-- REQUIRED TASK --
Retype every entry in its entirety, without alteration.

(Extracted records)
---------------

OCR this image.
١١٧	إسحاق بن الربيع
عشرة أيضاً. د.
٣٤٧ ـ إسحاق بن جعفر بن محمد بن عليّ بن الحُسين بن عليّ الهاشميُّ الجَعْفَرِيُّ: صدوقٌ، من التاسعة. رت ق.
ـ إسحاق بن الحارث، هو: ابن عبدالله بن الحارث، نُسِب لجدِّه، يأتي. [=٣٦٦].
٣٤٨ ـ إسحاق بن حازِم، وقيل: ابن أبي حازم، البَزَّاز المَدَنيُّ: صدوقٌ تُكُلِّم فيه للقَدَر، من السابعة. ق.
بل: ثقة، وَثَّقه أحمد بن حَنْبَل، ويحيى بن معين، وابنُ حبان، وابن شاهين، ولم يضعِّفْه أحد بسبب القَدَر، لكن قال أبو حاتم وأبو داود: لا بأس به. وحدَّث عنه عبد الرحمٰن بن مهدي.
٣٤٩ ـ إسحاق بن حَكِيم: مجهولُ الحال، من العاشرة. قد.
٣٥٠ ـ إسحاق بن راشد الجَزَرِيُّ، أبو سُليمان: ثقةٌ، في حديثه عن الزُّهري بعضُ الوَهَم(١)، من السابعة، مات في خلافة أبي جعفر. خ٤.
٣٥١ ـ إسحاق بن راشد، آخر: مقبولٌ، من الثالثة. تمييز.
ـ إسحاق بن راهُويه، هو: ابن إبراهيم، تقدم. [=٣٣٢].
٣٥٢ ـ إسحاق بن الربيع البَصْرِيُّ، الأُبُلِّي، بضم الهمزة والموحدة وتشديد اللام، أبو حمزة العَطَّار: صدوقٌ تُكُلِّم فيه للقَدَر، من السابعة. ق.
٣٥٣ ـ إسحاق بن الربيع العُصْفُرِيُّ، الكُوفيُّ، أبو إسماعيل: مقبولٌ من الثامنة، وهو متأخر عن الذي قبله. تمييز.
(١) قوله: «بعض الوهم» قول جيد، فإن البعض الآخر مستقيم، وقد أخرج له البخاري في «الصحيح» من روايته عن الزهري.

---------------

-- SOLUTION TO THIS PROBLEM --
OCR this image.
١١٧	إسحاق بن الربيع
عشرة أيضاً. د.
٣٤٧ ـ إسحاق بن جعفر بن محمد بن عليّ بن الحُسين بن عليّ الهاشميُّ الجَعْفَرِيُّ: صدوقٌ، من التاسعة. رت ق.
ـ إسحاق بن الحارث، هو: ابن عبدالله بن الحارث، نُسِب لجدِّه، يأتي. [=٣٦٦].
٣٤٨ ـ إسحاق بن حازِم، وقيل: ابن أبي حازم، البَزَّاز المَدَنيُّ: صدوقٌ تُكُلِّم فيه للقَدَر، من السابعة. ق.
بل: ثقة، وَثَّقه أحمد بن حَنْبَل، ويحيى بن معين، وابنُ حبان، وابن شاهين، ولم يضعِّفْه أحد بسبب القَدَر، لكن قال أبو حاتم وأبو داود: لا بأس به. وحدَّث عنه عبد الرحمٰن بن مهدي.
٣٤٩ ـ إسحاق بن حَكِيم: مجهولُ الحال، من العاشرة. قد.
٣٥٠ ـ إسحاق بن راشد الجَزَرِيُّ، أبو سُليمان: ثقةٌ، في حديثه عن الزُّهري بعضُ الوَهَم(١)، من السابعة، مات في خلافة أبي جعفر. خ٤.
٣٥١ ـ إسحاق بن راشد، آخر: مقبولٌ، من الثالثة. تمييز.
ـ إسحاق بن راهُويه، هو: ابن إبراهيم، تقدم. [=٣٣٢].
٣٥٢ ـ إسحاق بن الربيع البَصْرِيُّ، الأُبُلِّي، بضم الهمزة والموحدة وتشديد اللام، أبو حمزة العَطَّار: صدوقٌ تُكُلِّم فيه للقَدَر، من السابعة. ق.
٣٥٣ ـ إسحاق بن الربيع العُصْفُرِيُّ، الكُوفيُّ، أبو إسماعيل: مقبولٌ من الثامنة، وهو متأخر عن الذي قبله. تمييز.
(١) قوله: «بعض الوهم» قول جيد، فإن البعض الآخر مستقيم، وقد أخرج له البخاري في «الصحيح» من روايته عن الزهري.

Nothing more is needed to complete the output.